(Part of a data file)
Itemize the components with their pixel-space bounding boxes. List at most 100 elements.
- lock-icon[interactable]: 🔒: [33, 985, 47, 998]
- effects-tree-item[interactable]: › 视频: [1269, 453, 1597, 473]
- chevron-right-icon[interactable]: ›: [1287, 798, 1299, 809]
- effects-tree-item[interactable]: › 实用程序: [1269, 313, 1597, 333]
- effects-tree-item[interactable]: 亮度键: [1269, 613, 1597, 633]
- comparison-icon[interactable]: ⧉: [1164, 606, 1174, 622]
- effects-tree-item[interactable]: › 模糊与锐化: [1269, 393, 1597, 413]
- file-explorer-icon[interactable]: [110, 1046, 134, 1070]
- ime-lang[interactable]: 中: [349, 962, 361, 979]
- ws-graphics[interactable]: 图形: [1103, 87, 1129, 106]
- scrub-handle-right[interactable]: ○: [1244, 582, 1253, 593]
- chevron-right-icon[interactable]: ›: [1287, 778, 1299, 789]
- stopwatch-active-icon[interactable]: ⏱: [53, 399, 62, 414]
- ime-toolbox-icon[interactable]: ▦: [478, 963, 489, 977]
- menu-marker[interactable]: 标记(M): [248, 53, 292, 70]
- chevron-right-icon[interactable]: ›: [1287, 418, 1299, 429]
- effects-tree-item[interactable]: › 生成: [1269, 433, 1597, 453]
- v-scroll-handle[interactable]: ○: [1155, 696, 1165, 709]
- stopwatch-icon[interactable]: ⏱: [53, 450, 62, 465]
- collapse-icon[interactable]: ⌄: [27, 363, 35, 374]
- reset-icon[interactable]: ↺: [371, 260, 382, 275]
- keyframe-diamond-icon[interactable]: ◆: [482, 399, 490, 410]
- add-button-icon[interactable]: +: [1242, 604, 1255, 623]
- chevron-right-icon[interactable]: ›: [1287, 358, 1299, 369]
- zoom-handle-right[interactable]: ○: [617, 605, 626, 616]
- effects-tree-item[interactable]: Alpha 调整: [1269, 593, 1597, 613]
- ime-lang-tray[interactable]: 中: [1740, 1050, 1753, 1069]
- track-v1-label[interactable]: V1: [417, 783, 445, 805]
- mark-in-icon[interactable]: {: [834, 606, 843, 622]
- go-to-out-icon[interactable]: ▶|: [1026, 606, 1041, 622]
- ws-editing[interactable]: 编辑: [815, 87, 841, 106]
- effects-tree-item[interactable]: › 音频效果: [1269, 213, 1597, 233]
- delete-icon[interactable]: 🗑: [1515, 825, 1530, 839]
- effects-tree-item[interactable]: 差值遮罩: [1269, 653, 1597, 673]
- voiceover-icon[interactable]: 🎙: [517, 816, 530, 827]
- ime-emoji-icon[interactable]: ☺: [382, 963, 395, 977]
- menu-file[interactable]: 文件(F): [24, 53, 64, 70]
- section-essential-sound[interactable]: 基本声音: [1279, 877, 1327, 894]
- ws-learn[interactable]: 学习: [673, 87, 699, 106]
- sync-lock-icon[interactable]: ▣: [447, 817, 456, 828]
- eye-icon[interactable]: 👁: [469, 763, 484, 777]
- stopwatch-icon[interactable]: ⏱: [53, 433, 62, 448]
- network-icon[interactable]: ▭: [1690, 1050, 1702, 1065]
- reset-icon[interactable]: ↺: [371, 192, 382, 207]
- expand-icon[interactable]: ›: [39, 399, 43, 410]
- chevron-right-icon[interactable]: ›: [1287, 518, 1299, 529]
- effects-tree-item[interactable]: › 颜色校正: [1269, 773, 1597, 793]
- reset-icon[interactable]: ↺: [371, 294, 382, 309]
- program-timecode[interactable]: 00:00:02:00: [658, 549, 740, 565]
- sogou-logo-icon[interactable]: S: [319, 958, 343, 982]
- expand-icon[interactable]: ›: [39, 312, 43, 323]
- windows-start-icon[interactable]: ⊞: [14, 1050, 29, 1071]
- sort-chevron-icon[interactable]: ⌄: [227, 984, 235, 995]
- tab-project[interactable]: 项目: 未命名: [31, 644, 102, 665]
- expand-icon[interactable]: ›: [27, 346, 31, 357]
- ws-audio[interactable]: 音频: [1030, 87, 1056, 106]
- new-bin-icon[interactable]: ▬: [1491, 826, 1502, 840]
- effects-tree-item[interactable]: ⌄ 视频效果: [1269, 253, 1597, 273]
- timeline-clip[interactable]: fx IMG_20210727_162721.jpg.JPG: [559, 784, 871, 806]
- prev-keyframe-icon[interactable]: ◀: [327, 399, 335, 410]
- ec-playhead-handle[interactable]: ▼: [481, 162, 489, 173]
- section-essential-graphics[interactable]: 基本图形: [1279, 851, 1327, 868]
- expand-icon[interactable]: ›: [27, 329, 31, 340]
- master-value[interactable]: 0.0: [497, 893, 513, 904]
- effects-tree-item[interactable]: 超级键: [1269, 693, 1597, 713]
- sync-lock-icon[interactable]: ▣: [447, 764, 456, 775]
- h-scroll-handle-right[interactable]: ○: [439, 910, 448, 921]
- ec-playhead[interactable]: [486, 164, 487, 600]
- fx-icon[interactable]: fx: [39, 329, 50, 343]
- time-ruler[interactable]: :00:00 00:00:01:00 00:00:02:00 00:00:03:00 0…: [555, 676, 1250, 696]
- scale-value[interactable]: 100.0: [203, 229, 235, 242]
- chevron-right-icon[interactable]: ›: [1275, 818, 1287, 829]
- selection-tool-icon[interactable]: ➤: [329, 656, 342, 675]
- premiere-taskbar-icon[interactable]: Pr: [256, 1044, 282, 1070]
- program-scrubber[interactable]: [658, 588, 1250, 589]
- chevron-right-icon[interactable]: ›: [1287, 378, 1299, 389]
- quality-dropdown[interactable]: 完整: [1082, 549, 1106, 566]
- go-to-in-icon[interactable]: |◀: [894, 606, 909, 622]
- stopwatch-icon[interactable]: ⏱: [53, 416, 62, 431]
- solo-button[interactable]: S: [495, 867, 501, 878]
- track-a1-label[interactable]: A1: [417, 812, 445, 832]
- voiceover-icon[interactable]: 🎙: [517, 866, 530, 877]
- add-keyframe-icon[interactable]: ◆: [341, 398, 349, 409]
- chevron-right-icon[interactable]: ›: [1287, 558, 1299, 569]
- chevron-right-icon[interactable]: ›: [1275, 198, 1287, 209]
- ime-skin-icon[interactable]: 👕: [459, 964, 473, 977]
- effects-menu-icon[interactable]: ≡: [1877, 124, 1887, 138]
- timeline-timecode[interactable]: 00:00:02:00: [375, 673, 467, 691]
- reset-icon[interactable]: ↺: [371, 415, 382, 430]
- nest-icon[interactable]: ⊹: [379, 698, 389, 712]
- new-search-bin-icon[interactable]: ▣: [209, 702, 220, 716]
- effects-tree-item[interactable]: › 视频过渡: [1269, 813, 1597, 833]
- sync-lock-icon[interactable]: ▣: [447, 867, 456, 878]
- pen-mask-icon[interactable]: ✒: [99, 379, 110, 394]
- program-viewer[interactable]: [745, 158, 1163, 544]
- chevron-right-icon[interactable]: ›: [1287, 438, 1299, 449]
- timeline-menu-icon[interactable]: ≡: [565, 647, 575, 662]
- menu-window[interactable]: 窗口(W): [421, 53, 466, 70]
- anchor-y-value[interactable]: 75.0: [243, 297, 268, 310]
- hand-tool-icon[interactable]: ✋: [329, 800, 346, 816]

-- DESCRIPTION OF THE TASK --
Copy every one of the rows above exactly as they appear.

-- EXERCISE RESULT --
Itemize the components with their pixel-space bounding boxes. List at most 100 elements.
- lock-icon[interactable]: 🔒: [33, 985, 47, 998]
- effects-tree-item[interactable]: › 视频: [1269, 453, 1597, 473]
- chevron-right-icon[interactable]: ›: [1287, 798, 1299, 809]
- effects-tree-item[interactable]: › 实用程序: [1269, 313, 1597, 333]
- effects-tree-item[interactable]: 亮度键: [1269, 613, 1597, 633]
- comparison-icon[interactable]: ⧉: [1164, 606, 1174, 622]
- effects-tree-item[interactable]: › 模糊与锐化: [1269, 393, 1597, 413]
- file-explorer-icon[interactable]: [110, 1046, 134, 1070]
- ime-lang[interactable]: 中: [349, 962, 361, 979]
- ws-graphics[interactable]: 图形: [1103, 87, 1129, 106]
- scrub-handle-right[interactable]: ○: [1244, 582, 1253, 593]
- chevron-right-icon[interactable]: ›: [1287, 778, 1299, 789]
- stopwatch-active-icon[interactable]: ⏱: [53, 399, 62, 414]
- ime-toolbox-icon[interactable]: ▦: [478, 963, 489, 977]
- menu-marker[interactable]: 标记(M): [248, 53, 292, 70]
- chevron-right-icon[interactable]: ›: [1287, 418, 1299, 429]
- effects-tree-item[interactable]: › 生成: [1269, 433, 1597, 453]
- v-scroll-handle[interactable]: ○: [1155, 696, 1165, 709]
- stopwatch-icon[interactable]: ⏱: [53, 450, 62, 465]
- collapse-icon[interactable]: ⌄: [27, 363, 35, 374]
- reset-icon[interactable]: ↺: [371, 260, 382, 275]
- keyframe-diamond-icon[interactable]: ◆: [482, 399, 490, 410]
- add-button-icon[interactable]: +: [1242, 604, 1255, 623]
- chevron-right-icon[interactable]: ›: [1287, 358, 1299, 369]
- zoom-handle-right[interactable]: ○: [617, 605, 626, 616]
- effects-tree-item[interactable]: Alpha 调整: [1269, 593, 1597, 613]
- ime-lang-tray[interactable]: 中: [1740, 1050, 1753, 1069]
- track-v1-label[interactable]: V1: [417, 783, 445, 805]
- mark-in-icon[interactable]: {: [834, 606, 843, 622]
- go-to-out-icon[interactable]: ▶|: [1026, 606, 1041, 622]
- ws-editing[interactable]: 编辑: [815, 87, 841, 106]
- effects-tree-item[interactable]: › 音频效果: [1269, 213, 1597, 233]
- delete-icon[interactable]: 🗑: [1515, 825, 1530, 839]
- effects-tree-item[interactable]: 差值遮罩: [1269, 653, 1597, 673]
- voiceover-icon[interactable]: 🎙: [517, 816, 530, 827]
- ime-emoji-icon[interactable]: ☺: [382, 963, 395, 977]
- menu-file[interactable]: 文件(F): [24, 53, 64, 70]
- section-essential-sound[interactable]: 基本声音: [1279, 877, 1327, 894]
- ws-learn[interactable]: 学习: [673, 87, 699, 106]
- sync-lock-icon[interactable]: ▣: [447, 817, 456, 828]
- eye-icon[interactable]: 👁: [469, 763, 484, 777]
- stopwatch-icon[interactable]: ⏱: [53, 433, 62, 448]
- network-icon[interactable]: ▭: [1690, 1050, 1702, 1065]
- reset-icon[interactable]: ↺: [371, 192, 382, 207]
- expand-icon[interactable]: ›: [39, 399, 43, 410]
- chevron-right-icon[interactable]: ›: [1287, 518, 1299, 529]
- effects-tree-item[interactable]: › 颜色校正: [1269, 773, 1597, 793]
- reset-icon[interactable]: ↺: [371, 294, 382, 309]
- program-timecode[interactable]: 00:00:02:00: [658, 549, 740, 565]
- sogou-logo-icon[interactable]: S: [319, 958, 343, 982]
- expand-icon[interactable]: ›: [39, 312, 43, 323]
- windows-start-icon[interactable]: ⊞: [14, 1050, 29, 1071]
- sort-chevron-icon[interactable]: ⌄: [227, 984, 235, 995]
- tab-project[interactable]: 项目: 未命名: [31, 644, 102, 665]
- expand-icon[interactable]: ›: [27, 346, 31, 357]
- ws-audio[interactable]: 音频: [1030, 87, 1056, 106]
- new-bin-icon[interactable]: ▬: [1491, 826, 1502, 840]
- effects-tree-item[interactable]: ⌄ 视频效果: [1269, 253, 1597, 273]
- timeline-clip[interactable]: fx IMG_20210727_162721.jpg.JPG: [559, 784, 871, 806]
- prev-keyframe-icon[interactable]: ◀: [327, 399, 335, 410]
- ec-playhead-handle[interactable]: ▼: [481, 162, 489, 173]
- section-essential-graphics[interactable]: 基本图形: [1279, 851, 1327, 868]
- expand-icon[interactable]: ›: [27, 329, 31, 340]
- master-value[interactable]: 0.0: [497, 893, 513, 904]
- effects-tree-item[interactable]: 超级键: [1269, 693, 1597, 713]
- sync-lock-icon[interactable]: ▣: [447, 764, 456, 775]
- h-scroll-handle-right[interactable]: ○: [439, 910, 448, 921]
- ec-playhead[interactable]: [486, 164, 487, 600]
- fx-icon[interactable]: fx: [39, 329, 50, 343]
- time-ruler[interactable]: :00:00 00:00:01:00 00:00:02:00 00:00:03:00 0…: [555, 676, 1250, 696]
- scale-value[interactable]: 100.0: [203, 229, 235, 242]
- chevron-right-icon[interactable]: ›: [1275, 818, 1287, 829]
- selection-tool-icon[interactable]: ➤: [329, 656, 342, 675]
- premiere-taskbar-icon[interactable]: Pr: [256, 1044, 282, 1070]
- program-scrubber[interactable]: [658, 588, 1250, 589]
- chevron-right-icon[interactable]: ›: [1287, 378, 1299, 389]
- quality-dropdown[interactable]: 完整: [1082, 549, 1106, 566]
- go-to-in-icon[interactable]: |◀: [894, 606, 909, 622]
- stopwatch-icon[interactable]: ⏱: [53, 416, 62, 431]
- solo-button[interactable]: S: [495, 867, 501, 878]
- track-a1-label[interactable]: A1: [417, 812, 445, 832]
- voiceover-icon[interactable]: 🎙: [517, 866, 530, 877]
- add-keyframe-icon[interactable]: ◆: [341, 398, 349, 409]
- chevron-right-icon[interactable]: ›: [1287, 558, 1299, 569]
- chevron-right-icon[interactable]: ›: [1275, 198, 1287, 209]
- ime-skin-icon[interactable]: 👕: [459, 964, 473, 977]
- effects-menu-icon[interactable]: ≡: [1877, 124, 1887, 138]
- timeline-timecode[interactable]: 00:00:02:00: [375, 673, 467, 691]
- reset-icon[interactable]: ↺: [371, 415, 382, 430]
- nest-icon[interactable]: ⊹: [379, 698, 389, 712]
- new-search-bin-icon[interactable]: ▣: [209, 702, 220, 716]
- effects-tree-item[interactable]: › 视频过渡: [1269, 813, 1597, 833]
- sync-lock-icon[interactable]: ▣: [447, 867, 456, 878]
- pen-mask-icon[interactable]: ✒: [99, 379, 110, 394]
- program-viewer[interactable]: [745, 158, 1163, 544]
- chevron-right-icon[interactable]: ›: [1287, 438, 1299, 449]
- timeline-menu-icon[interactable]: ≡: [565, 647, 575, 662]
- menu-window[interactable]: 窗口(W): [421, 53, 466, 70]
- anchor-y-value[interactable]: 75.0: [243, 297, 268, 310]
- hand-tool-icon[interactable]: ✋: [329, 800, 346, 816]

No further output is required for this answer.